# [Task objective]
All of the data below should be written out exactly.

-- begin Record extracts --

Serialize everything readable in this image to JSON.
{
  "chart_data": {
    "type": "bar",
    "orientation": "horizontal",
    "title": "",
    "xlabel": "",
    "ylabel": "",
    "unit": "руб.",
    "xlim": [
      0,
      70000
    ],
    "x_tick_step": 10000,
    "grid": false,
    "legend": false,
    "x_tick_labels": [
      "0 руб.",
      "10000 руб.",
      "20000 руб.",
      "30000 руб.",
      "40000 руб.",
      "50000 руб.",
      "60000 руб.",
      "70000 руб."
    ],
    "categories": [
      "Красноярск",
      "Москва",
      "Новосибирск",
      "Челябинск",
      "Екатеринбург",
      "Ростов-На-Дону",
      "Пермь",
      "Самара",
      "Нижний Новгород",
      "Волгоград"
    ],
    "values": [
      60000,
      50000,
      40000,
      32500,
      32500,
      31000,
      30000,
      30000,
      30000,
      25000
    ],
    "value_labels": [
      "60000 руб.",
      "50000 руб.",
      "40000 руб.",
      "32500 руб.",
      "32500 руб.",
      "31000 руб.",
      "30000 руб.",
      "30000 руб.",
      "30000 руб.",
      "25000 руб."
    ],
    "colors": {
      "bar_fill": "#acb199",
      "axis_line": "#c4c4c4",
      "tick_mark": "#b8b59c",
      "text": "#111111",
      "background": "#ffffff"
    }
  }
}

-- end Record extracts --

# [Exercise answer]
Serialize everything readable in this image to JSON.
{
  "chart_data": {
    "type": "bar",
    "orientation": "horizontal",
    "title": "",
    "xlabel": "",
    "ylabel": "",
    "unit": "руб.",
    "xlim": [
      0,
      70000
    ],
    "x_tick_step": 10000,
    "grid": false,
    "legend": false,
    "x_tick_labels": [
      "0 руб.",
      "10000 руб.",
      "20000 руб.",
      "30000 руб.",
      "40000 руб.",
      "50000 руб.",
      "60000 руб.",
      "70000 руб."
    ],
    "categories": [
      "Красноярск",
      "Москва",
      "Новосибирск",
      "Челябинск",
      "Екатеринбург",
      "Ростов-На-Дону",
      "Пермь",
      "Самара",
      "Нижний Новгород",
      "Волгоград"
    ],
    "values": [
      60000,
      50000,
      40000,
      32500,
      32500,
      31000,
      30000,
      30000,
      30000,
      25000
    ],
    "value_labels": [
      "60000 руб.",
      "50000 руб.",
      "40000 руб.",
      "32500 руб.",
      "32500 руб.",
      "31000 руб.",
      "30000 руб.",
      "30000 руб.",
      "30000 руб.",
      "25000 руб."
    ],
    "colors": {
      "bar_fill": "#acb199",
      "axis_line": "#c4c4c4",
      "tick_mark": "#b8b59c",
      "text": "#111111",
      "background": "#ffffff"
    }
  }
}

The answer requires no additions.